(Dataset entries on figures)
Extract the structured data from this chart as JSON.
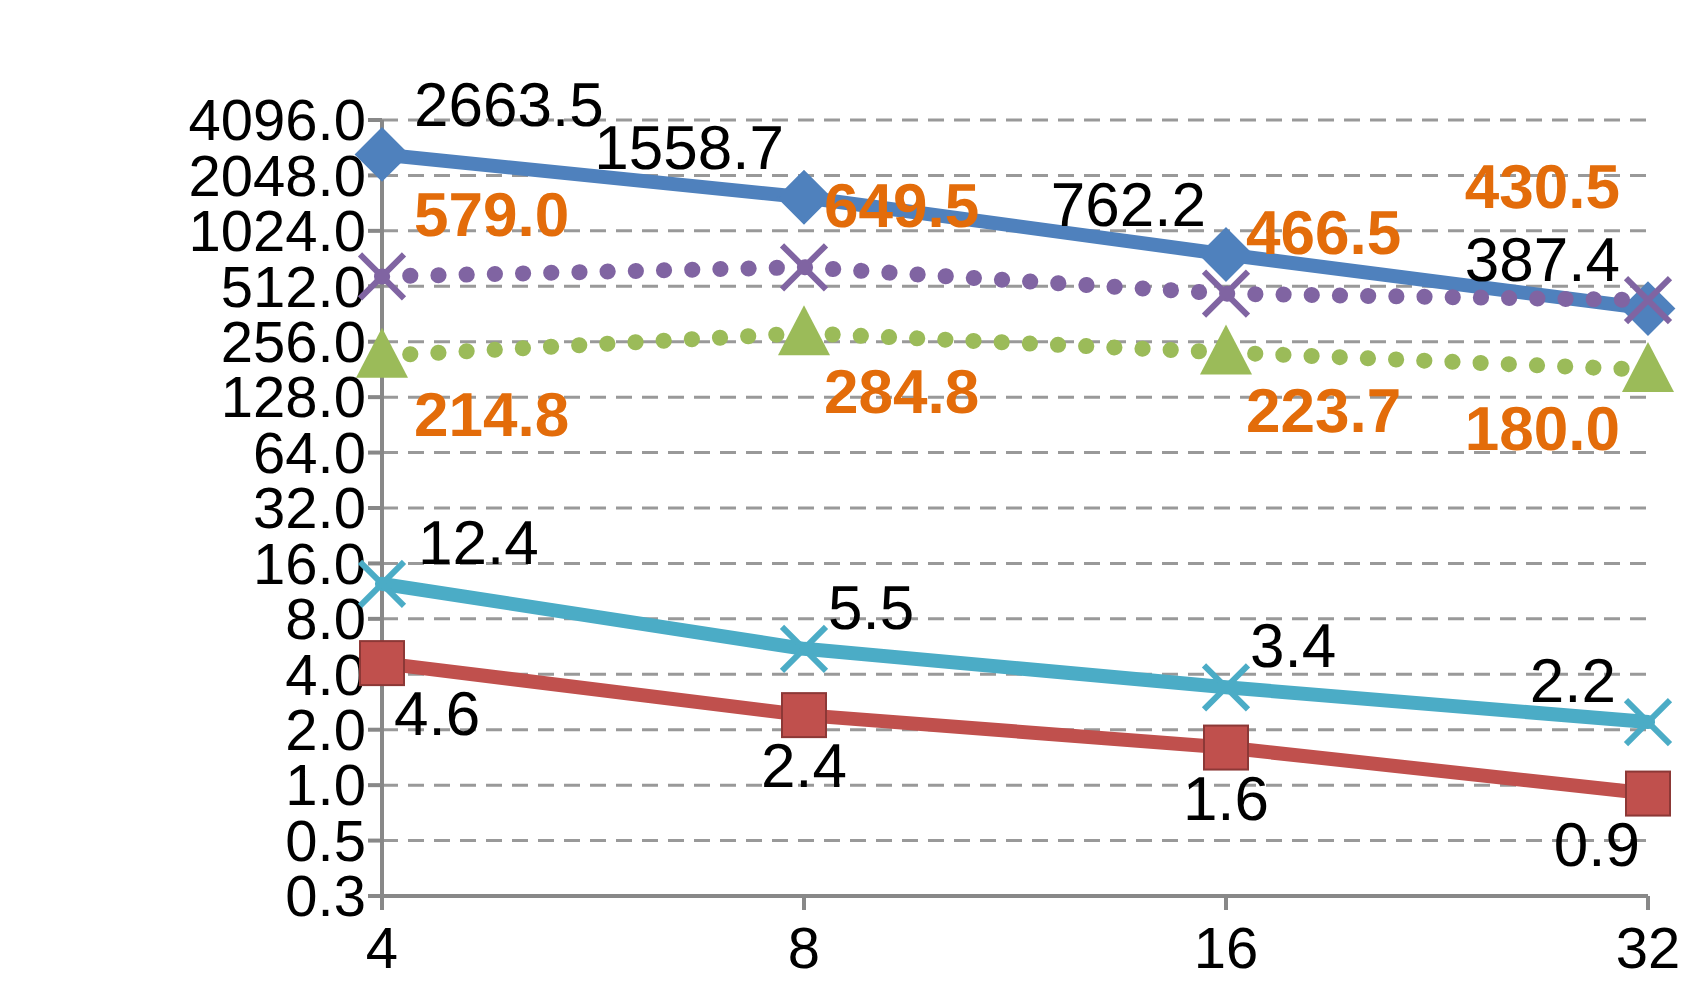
{
  "chart_data": {
    "type": "line",
    "categories": [
      "4",
      "8",
      "16",
      "32"
    ],
    "log": "y",
    "grid": "y",
    "ylim": [
      0.25,
      4096
    ],
    "yticks": [
      {
        "value": 0.25,
        "label": "0.3"
      },
      {
        "value": 0.5,
        "label": "0.5"
      },
      {
        "value": 1,
        "label": "1.0"
      },
      {
        "value": 2,
        "label": "2.0"
      },
      {
        "value": 4,
        "label": "4.0"
      },
      {
        "value": 8,
        "label": "8.0"
      },
      {
        "value": 16,
        "label": "16.0"
      },
      {
        "value": 32,
        "label": "32.0"
      },
      {
        "value": 64,
        "label": "64.0"
      },
      {
        "value": 128,
        "label": "128.0"
      },
      {
        "value": 256,
        "label": "256.0"
      },
      {
        "value": 512,
        "label": "512.0"
      },
      {
        "value": 1024,
        "label": "1024.0"
      },
      {
        "value": 2048,
        "label": "2048.0"
      },
      {
        "value": 4096,
        "label": "4096.0"
      }
    ],
    "series": [
      {
        "color": "#4f81bd",
        "marker": "diamond",
        "line_style": "solid",
        "values": [
          2663.5,
          1558.7,
          762.2,
          387.4
        ],
        "value_labels": [
          "2663.5",
          "1558.7",
          "762.2",
          "387.4"
        ]
      },
      {
        "color": "#c0504d",
        "marker": "square",
        "line_style": "solid",
        "values": [
          4.6,
          2.4,
          1.6,
          0.9
        ],
        "value_labels": [
          "4.6",
          "2.4",
          "1.6",
          "0.9"
        ]
      },
      {
        "color": "#9bbb59",
        "marker": "triangle",
        "line_style": "dotted",
        "values": [
          214.8,
          284.8,
          223.7,
          180.0
        ],
        "value_labels": [
          "214.8",
          "284.8",
          "223.7",
          "180.0"
        ]
      },
      {
        "color": "#8064a2",
        "marker": "cross",
        "line_style": "dotted",
        "values": [
          579.0,
          649.5,
          466.5,
          430.5
        ],
        "value_labels": [
          "579.0",
          "649.5",
          "466.5",
          "430.5"
        ]
      },
      {
        "color": "#4bacc6",
        "marker": "cross",
        "line_style": "solid",
        "values": [
          12.4,
          5.5,
          3.4,
          2.2
        ],
        "value_labels": [
          "12.4",
          "5.5",
          "3.4",
          "2.2"
        ]
      }
    ]
  }
}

▸ Exercise aim
Repeat the material above verbatim, with no pictures in the output.

▸ Complete output
Extract the structured data from this chart as JSON.
{
  "chart_data": {
    "type": "line",
    "categories": [
      "4",
      "8",
      "16",
      "32"
    ],
    "log": "y",
    "grid": "y",
    "ylim": [
      0.25,
      4096
    ],
    "yticks": [
      {
        "value": 0.25,
        "label": "0.3"
      },
      {
        "value": 0.5,
        "label": "0.5"
      },
      {
        "value": 1,
        "label": "1.0"
      },
      {
        "value": 2,
        "label": "2.0"
      },
      {
        "value": 4,
        "label": "4.0"
      },
      {
        "value": 8,
        "label": "8.0"
      },
      {
        "value": 16,
        "label": "16.0"
      },
      {
        "value": 32,
        "label": "32.0"
      },
      {
        "value": 64,
        "label": "64.0"
      },
      {
        "value": 128,
        "label": "128.0"
      },
      {
        "value": 256,
        "label": "256.0"
      },
      {
        "value": 512,
        "label": "512.0"
      },
      {
        "value": 1024,
        "label": "1024.0"
      },
      {
        "value": 2048,
        "label": "2048.0"
      },
      {
        "value": 4096,
        "label": "4096.0"
      }
    ],
    "series": [
      {
        "color": "#4f81bd",
        "marker": "diamond",
        "line_style": "solid",
        "values": [
          2663.5,
          1558.7,
          762.2,
          387.4
        ],
        "value_labels": [
          "2663.5",
          "1558.7",
          "762.2",
          "387.4"
        ]
      },
      {
        "color": "#c0504d",
        "marker": "square",
        "line_style": "solid",
        "values": [
          4.6,
          2.4,
          1.6,
          0.9
        ],
        "value_labels": [
          "4.6",
          "2.4",
          "1.6",
          "0.9"
        ]
      },
      {
        "color": "#9bbb59",
        "marker": "triangle",
        "line_style": "dotted",
        "values": [
          214.8,
          284.8,
          223.7,
          180.0
        ],
        "value_labels": [
          "214.8",
          "284.8",
          "223.7",
          "180.0"
        ]
      },
      {
        "color": "#8064a2",
        "marker": "cross",
        "line_style": "dotted",
        "values": [
          579.0,
          649.5,
          466.5,
          430.5
        ],
        "value_labels": [
          "579.0",
          "649.5",
          "466.5",
          "430.5"
        ]
      },
      {
        "color": "#4bacc6",
        "marker": "cross",
        "line_style": "solid",
        "values": [
          12.4,
          5.5,
          3.4,
          2.2
        ],
        "value_labels": [
          "12.4",
          "5.5",
          "3.4",
          "2.2"
        ]
      }
    ]
  }
}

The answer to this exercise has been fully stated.